→ Aim of the task
Scan the data below for the string "this". Copy every line where it appears.

→ Extracted data

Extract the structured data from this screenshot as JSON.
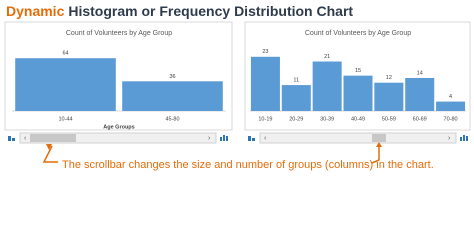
{
  "title_prefix": "Dynamic",
  "title": "Histogram or Frequency Distribution Chart",
  "caption": "The scrollbar changes the size and number of groups (columns) in the chart.",
  "chart_data": [
    {
      "type": "bar",
      "title": "Count of Volunteers by Age Group",
      "x_label": "Age Groups",
      "categories": [
        "10-44",
        "45-80"
      ],
      "values": [
        64,
        36
      ],
      "color": "#5b9bd5",
      "ylim": [
        0,
        80
      ]
    },
    {
      "type": "bar",
      "title": "Count of Volunteers by Age Group",
      "categories": [
        "10-19",
        "20-29",
        "30-39",
        "40-49",
        "50-59",
        "60-69",
        "70-80"
      ],
      "values": [
        23,
        11,
        21,
        15,
        12,
        14,
        4
      ],
      "color": "#5b9bd5",
      "ylim": [
        0,
        28
      ]
    }
  ]
}
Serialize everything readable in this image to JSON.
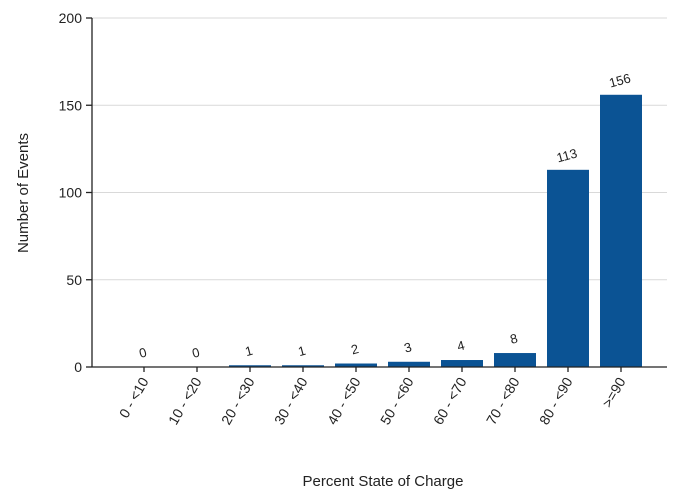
{
  "chart_data": {
    "type": "bar",
    "title": "",
    "xlabel": "Percent State of Charge",
    "ylabel": "Number of Events",
    "categories": [
      "0 - <10",
      "10 - <20",
      "20 - <30",
      "30 - <40",
      "40 - <50",
      "50 - <60",
      "60 - <70",
      "70 - <80",
      "80 - <90",
      ">=90"
    ],
    "values": [
      0,
      0,
      1,
      1,
      2,
      3,
      4,
      8,
      113,
      156
    ],
    "data_labels": [
      "0",
      "0",
      "1",
      "1",
      "2",
      "3",
      "4",
      "8",
      "113",
      "156"
    ],
    "ylim": [
      0,
      200
    ],
    "yticks": [
      0,
      50,
      100,
      150,
      200
    ],
    "ytick_labels": [
      "0",
      "50",
      "100",
      "150",
      "200"
    ],
    "grid": true,
    "legend": "none",
    "colors": {
      "bar": "#0b5394"
    }
  }
}
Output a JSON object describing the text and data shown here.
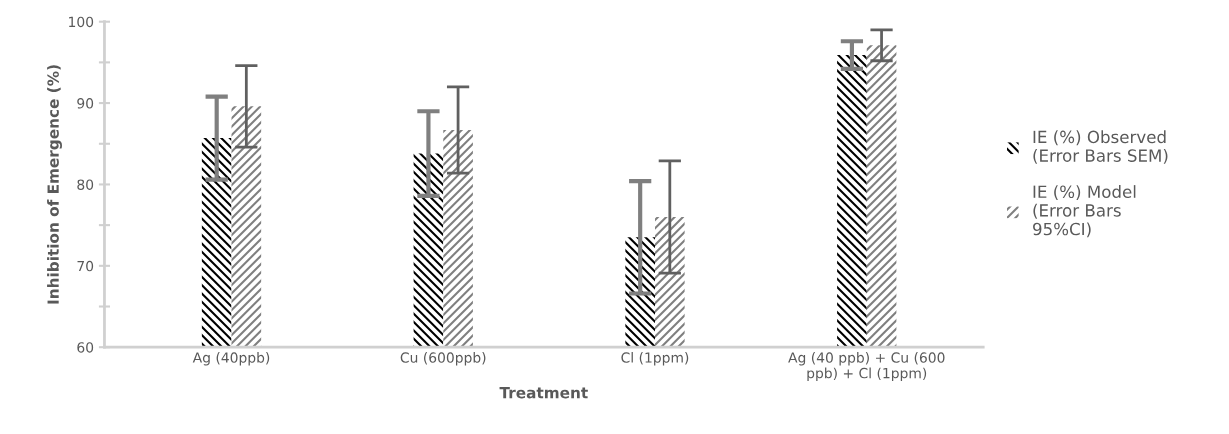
{
  "chart_data": {
    "type": "bar",
    "xlabel": "Treatment",
    "ylabel": "Inhibition of Emergence (%)",
    "categories": [
      "Ag (40ppb)",
      "Cu (600ppb)",
      "Cl (1ppm)",
      "Ag (40 ppb) + Cu (600\nppb) + Cl (1ppm)"
    ],
    "series": [
      {
        "name": "IE (%) Observed\n(Error Bars SEM)",
        "color": "#000000",
        "values": [
          85.7,
          83.8,
          73.5,
          95.9
        ],
        "errors": [
          5.1,
          5.2,
          6.9,
          1.7
        ]
      },
      {
        "name": "IE (%) Model\n(Error Bars\n95%CI)",
        "color": "#808080",
        "values": [
          89.6,
          86.7,
          76.0,
          97.1
        ],
        "errors": [
          5.0,
          5.3,
          6.9,
          1.9
        ]
      }
    ],
    "ylim": [
      60,
      100
    ],
    "yticks": [
      60,
      {
        "value": 65,
        "label": null
      },
      70,
      {
        "value": 75,
        "label": null
      },
      80,
      {
        "value": 85,
        "label": null
      },
      90,
      {
        "value": 95,
        "label": null
      },
      100
    ],
    "grid": false,
    "legend": "right"
  }
}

→ Reply to the exercise
Extract the structured data from this screenshot as JSON.
Serialize everything readable in this image to JSON.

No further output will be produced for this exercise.